→ THE TASK
Collect every line of the records below that contains the word "somos".

----- SUPPLIED DATA

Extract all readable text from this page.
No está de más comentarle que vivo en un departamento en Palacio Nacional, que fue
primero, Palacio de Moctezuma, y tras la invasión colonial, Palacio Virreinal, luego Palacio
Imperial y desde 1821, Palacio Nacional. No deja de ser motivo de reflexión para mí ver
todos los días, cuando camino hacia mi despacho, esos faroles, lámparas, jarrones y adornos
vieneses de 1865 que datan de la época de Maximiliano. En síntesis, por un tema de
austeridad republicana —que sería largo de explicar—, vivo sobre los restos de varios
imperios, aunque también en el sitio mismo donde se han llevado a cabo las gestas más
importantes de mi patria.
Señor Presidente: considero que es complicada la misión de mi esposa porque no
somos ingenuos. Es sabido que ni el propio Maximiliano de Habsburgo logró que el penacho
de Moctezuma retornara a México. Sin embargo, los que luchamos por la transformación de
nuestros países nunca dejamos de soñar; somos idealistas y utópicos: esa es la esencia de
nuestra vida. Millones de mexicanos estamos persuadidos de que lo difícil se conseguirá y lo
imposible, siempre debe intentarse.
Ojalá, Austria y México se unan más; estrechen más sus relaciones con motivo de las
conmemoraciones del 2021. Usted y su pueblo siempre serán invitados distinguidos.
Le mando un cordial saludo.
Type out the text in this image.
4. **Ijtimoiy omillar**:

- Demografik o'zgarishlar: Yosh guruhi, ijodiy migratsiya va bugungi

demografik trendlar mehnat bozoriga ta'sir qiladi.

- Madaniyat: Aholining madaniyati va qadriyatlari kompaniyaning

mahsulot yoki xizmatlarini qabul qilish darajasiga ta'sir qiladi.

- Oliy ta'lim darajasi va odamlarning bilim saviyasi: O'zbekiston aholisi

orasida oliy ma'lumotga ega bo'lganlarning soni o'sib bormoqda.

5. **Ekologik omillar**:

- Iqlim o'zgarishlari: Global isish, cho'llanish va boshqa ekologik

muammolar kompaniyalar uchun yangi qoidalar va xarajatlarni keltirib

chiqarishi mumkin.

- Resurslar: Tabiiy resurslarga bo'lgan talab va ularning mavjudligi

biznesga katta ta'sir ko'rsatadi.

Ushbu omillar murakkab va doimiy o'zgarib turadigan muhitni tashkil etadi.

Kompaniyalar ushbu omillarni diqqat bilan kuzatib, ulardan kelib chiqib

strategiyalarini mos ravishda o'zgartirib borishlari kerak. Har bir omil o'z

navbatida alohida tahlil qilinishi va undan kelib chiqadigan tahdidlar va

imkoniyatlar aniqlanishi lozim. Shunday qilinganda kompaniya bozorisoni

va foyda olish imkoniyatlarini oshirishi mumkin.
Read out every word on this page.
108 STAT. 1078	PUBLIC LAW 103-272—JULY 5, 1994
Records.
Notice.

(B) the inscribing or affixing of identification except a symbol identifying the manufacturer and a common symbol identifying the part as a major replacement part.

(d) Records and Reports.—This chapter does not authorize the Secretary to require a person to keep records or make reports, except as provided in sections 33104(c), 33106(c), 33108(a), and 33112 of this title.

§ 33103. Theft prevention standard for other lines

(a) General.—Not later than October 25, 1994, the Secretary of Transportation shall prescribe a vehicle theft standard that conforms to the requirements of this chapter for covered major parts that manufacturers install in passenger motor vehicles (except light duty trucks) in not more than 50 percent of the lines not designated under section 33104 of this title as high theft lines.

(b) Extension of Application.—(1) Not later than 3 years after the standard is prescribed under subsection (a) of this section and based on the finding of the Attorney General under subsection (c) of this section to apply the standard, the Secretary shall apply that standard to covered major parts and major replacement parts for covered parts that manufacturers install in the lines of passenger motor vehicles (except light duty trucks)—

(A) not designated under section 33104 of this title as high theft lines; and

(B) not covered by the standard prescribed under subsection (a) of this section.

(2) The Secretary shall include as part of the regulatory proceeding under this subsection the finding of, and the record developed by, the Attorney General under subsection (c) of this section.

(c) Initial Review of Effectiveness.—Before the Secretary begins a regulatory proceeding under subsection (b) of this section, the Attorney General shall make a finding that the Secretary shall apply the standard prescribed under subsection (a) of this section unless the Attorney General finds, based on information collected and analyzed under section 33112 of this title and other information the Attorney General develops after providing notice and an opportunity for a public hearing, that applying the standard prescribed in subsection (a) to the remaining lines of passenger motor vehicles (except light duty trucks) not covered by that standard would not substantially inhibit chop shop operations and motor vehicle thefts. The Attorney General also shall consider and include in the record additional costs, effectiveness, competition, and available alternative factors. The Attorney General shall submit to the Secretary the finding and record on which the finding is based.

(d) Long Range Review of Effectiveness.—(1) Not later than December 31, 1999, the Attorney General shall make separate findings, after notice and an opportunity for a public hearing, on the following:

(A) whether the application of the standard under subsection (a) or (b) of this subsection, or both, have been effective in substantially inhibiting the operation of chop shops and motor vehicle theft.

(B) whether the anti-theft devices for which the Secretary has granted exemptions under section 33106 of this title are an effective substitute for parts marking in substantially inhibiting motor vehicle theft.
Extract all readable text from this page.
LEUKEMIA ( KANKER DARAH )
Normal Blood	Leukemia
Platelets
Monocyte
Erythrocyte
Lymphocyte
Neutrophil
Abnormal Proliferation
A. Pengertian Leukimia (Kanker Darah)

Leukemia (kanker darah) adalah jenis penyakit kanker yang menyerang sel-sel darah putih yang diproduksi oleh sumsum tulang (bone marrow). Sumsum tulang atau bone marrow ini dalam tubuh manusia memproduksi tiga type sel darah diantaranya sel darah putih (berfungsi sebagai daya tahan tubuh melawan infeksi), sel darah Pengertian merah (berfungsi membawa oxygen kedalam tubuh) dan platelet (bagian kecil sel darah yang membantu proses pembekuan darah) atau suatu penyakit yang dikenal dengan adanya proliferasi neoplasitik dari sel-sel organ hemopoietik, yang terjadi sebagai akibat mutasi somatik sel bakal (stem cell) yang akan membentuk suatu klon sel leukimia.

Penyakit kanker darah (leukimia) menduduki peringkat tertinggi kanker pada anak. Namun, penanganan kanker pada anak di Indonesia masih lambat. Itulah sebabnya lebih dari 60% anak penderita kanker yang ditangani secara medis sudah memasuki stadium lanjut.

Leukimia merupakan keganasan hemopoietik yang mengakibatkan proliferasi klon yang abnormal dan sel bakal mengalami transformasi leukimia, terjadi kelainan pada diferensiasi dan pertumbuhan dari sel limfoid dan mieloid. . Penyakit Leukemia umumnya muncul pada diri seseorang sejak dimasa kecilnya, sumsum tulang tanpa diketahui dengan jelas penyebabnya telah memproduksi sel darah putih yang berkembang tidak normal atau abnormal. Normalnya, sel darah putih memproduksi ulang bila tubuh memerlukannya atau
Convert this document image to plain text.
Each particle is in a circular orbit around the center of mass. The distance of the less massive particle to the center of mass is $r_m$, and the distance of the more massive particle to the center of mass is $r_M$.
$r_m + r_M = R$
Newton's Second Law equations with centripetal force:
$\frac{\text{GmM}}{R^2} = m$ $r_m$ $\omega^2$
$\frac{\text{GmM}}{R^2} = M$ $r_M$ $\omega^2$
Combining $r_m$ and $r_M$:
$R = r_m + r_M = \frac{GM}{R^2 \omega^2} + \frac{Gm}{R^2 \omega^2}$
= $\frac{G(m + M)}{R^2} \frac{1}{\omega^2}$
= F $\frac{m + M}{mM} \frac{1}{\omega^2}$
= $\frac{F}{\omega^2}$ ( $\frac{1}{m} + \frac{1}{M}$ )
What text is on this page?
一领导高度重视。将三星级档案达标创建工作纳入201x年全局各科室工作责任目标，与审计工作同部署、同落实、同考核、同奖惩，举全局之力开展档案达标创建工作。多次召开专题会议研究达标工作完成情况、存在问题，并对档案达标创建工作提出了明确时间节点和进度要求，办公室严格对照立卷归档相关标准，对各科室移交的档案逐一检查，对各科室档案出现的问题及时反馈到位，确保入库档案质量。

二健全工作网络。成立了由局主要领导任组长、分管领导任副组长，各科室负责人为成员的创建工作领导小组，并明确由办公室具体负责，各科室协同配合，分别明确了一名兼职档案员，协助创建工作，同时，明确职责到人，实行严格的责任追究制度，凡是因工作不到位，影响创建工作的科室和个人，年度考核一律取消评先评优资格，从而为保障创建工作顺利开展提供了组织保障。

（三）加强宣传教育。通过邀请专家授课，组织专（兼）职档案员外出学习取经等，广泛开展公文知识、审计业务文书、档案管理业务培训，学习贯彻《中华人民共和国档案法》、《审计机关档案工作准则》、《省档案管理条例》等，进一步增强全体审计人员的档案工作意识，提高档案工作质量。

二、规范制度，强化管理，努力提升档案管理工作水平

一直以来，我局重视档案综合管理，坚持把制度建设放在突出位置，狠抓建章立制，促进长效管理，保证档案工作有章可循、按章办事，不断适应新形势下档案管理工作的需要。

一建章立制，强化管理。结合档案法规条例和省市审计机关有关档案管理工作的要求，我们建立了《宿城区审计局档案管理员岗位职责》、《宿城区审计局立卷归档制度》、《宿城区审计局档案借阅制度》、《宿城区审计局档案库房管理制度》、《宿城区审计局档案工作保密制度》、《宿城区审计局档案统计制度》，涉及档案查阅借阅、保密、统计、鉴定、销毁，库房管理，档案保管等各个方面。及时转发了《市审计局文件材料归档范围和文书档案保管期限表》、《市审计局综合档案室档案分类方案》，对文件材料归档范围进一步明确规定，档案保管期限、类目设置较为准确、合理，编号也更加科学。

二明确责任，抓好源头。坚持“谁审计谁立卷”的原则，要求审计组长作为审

----------

→ RESULT OF THE EXERCISE
somos ingenuos. Es sabido que ni el propio Maximiliano de Habsburgo logró que el penacho
nuestros países nunca dejamos de soñar; somos idealistas y utópicos: esa es la esencia de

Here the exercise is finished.